▶ **Objective A**: In the commentary on Galatians, reproduce the passage that begins with the words containing "18 for if I" and ends with "by the law.", substituting "distortion" for "perversion".
▶ **Objective B**: Render this sentence from the commentary on Galatians into Spanish: "Religion has turned the entire message of Yahshua upside down in this way."
▶ **Objective C**: Continue the commentary on Galatians, grace and the law after its last sentence.

▶ **Extract provided**:
=-=-=-=-=
The author of Galatians makes it quite clear to us that if we continue in transgression of the law, we "build again" upon the foundation of sin which was destroyed, we are saying that Messiah is the administer of sin!

Galatians 2: 17-18
"17 But if, while we seek to be justified by Messiah, we ourselves also are found sinners, therefore Messiah is the minister of sin? God forbid.
18 for if I build again the things which were destroyed (sin), I make myself a transgressor.."


I'll go one step further here and say that if they have made Jesus the "administer" of sin, then all who teach this perversion are now become the "ministers" of sin, themselves.

The world has taken the words of Galatians which tell us that we can only obey the law through the power of love, the power of the Spirit, and not through our own vain efforts, and made it to say that we can never obey the law! Now, if you tell any religious person that it is possible to obey the law through the power of the spirit, they will accuse you of trying to justify yourself by the law.

Ridiculous!

We are not justified by the law, we are justified by the work of the cross, for it is the cross that delivered to us the power of the spirit, and it is the power of the spirit that makes us into a new sinless creature! Thus, we are not actually following the law, but rather, the good works of the law are following after our faith! Religion has turned the entire message of Yahshua upside down in this way.

Servants of Sin

Many religions seek to twist the subject of Grace in such a way that they make you once again a servant of sin, after Messiah Yahshua has set you free from the law of sin and death. In so doing, they re-define salvation, and completely eliminate the role of righteousness and obedience from the salvation message. They like to quote Romans, where it says of salvation: "if by works than grace is no more grace." (Romans 11: 5-6)

This can be confusing, understandably, because, "grace is no longer grace if I'm required to work for the reward." Simply put, it's no longer a "free gift" if I have to "earn it." Which is very sound reasoning and very true. However, no one is saying that you are saved by works, for indeed the New Testament makes it very clear you can never be saved by works! The reason for this is obvious. Works without faith is no more works! Faith and works are inseparable (according to James 2:14-26).
=-=-=-=-=
Annotated region listings

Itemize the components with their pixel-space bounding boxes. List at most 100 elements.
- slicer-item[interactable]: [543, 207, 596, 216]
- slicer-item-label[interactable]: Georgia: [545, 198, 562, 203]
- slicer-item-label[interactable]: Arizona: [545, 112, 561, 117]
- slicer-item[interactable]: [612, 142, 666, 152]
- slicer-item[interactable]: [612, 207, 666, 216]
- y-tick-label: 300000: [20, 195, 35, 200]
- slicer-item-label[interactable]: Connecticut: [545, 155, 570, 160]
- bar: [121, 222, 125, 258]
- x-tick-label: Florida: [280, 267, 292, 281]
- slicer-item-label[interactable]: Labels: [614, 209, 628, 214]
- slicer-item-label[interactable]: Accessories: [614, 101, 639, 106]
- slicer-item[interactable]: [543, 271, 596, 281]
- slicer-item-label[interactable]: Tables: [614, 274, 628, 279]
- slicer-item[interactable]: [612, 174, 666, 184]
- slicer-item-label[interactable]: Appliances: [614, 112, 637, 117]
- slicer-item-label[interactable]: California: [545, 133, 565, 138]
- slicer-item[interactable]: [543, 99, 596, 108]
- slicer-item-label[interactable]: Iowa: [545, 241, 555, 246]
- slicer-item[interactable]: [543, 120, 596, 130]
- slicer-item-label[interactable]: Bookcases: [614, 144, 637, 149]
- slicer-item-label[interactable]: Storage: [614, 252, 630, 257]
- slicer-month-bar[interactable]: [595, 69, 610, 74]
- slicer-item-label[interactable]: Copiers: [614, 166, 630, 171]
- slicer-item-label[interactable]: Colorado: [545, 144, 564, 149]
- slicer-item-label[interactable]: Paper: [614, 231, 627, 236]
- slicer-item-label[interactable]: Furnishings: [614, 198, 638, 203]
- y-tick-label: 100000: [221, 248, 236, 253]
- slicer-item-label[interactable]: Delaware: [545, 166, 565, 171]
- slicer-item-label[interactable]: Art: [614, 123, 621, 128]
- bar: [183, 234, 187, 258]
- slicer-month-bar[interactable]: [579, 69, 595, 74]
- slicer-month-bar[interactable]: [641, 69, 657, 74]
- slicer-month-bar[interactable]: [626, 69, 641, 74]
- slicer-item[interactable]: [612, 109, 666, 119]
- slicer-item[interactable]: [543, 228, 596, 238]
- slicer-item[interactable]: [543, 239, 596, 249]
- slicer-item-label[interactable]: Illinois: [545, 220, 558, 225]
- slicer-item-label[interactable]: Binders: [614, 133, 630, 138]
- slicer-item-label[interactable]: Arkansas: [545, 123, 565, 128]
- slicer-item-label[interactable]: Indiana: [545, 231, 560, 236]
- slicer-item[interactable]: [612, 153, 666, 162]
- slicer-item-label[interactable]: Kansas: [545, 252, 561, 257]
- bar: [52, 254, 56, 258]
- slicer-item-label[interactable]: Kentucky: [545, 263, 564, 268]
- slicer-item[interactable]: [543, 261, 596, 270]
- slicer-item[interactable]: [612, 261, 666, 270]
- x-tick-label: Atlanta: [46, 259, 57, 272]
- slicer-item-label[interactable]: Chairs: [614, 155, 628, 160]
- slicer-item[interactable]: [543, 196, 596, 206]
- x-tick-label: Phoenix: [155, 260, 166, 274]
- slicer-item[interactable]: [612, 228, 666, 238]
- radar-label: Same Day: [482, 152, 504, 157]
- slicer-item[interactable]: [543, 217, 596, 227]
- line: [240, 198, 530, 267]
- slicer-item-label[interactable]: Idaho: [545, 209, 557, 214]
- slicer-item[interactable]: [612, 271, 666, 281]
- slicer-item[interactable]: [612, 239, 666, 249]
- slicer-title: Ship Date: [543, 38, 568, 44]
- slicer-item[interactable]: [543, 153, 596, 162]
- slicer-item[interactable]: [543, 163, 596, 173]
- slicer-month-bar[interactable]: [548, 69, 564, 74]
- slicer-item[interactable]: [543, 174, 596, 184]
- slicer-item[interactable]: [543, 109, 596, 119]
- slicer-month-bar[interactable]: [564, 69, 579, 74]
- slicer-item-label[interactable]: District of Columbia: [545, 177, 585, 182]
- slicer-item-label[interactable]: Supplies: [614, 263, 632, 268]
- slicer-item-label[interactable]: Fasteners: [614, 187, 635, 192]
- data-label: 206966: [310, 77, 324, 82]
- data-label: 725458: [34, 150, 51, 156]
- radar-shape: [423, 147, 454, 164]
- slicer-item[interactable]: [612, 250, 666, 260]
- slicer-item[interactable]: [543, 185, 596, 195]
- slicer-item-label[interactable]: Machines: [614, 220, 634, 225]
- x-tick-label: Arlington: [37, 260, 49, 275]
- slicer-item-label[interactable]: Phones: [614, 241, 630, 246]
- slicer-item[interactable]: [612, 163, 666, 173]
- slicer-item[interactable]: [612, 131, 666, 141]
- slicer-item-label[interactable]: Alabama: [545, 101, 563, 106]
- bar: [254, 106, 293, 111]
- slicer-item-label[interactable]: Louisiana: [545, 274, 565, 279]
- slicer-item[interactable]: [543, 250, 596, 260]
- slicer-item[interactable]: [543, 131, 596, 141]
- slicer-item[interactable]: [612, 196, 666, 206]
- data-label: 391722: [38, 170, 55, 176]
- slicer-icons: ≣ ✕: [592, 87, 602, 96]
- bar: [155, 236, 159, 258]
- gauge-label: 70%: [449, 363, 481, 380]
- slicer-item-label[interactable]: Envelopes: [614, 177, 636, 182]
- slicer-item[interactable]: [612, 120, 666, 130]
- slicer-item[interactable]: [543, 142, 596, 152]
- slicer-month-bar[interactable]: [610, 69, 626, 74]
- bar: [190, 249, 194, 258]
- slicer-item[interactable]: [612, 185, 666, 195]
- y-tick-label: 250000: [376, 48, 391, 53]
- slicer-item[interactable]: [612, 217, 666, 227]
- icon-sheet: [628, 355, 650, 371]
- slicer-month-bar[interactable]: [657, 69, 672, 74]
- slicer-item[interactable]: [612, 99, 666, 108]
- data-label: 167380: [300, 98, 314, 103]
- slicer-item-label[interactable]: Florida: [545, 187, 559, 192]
=-=-=-=-=
▶ **Final result A**:
18 for if I build again the things which were destroyed (sin), I make myself a transgressor.."


I'll go one step further here and say that if they have made Jesus the "administer" of sin, then all who teach this distortion are now become the "ministers" of sin, themselves.

The world has taken the words of Galatians which tell us that we can only obey the law through the power of love, the power of the Spirit, and not through our own vain efforts, and made it to say that we can never obey the law! Now, if you tell any religious person that it is possible to obey the law through the power of the spirit, they will accuse you of trying to justify yourself by the law.

▶ **Final result B**: La religión ha puesto de cabeza todo el mensaje de Yahshua de esta manera.

▶ **Final result C**:
We don't have grace because of our works of righteousness, but the other way around, we were given grace when Messiah died on the cross, and this grace came because we were sinners! Yet, our works of righteousness that we do later is because of our faith (and that faith was wrought through grace). Therefore, salvation is by grace, favor with God! It's a free gift to us, because, while we were yet sinners, God first loved us, and gave His (then at the time) only begotten Son so that we could have faith, unto good works, and so be saved! Yahshua Messiah did not die because we are good people, he died because we needed a sacrifice. Once we receive that sacrifice, the grace we receive as a result of that sacrifice brings us faith, and that faith gives birth to good works of righteousness!

It's a true saying that if we attempt to perform the law of righteousness without faith, it profits us nothing! In other words, if we don't believe we can perform the works of righteousness of the law, we won't be able to (which is exactly what these religions teach us, they teach us not to believe, and in so teaching, have created a self fulfilling prophecy). In the above scenario, our efforts to obey the law become mere gestures, and not a heart filled attempt to succeed!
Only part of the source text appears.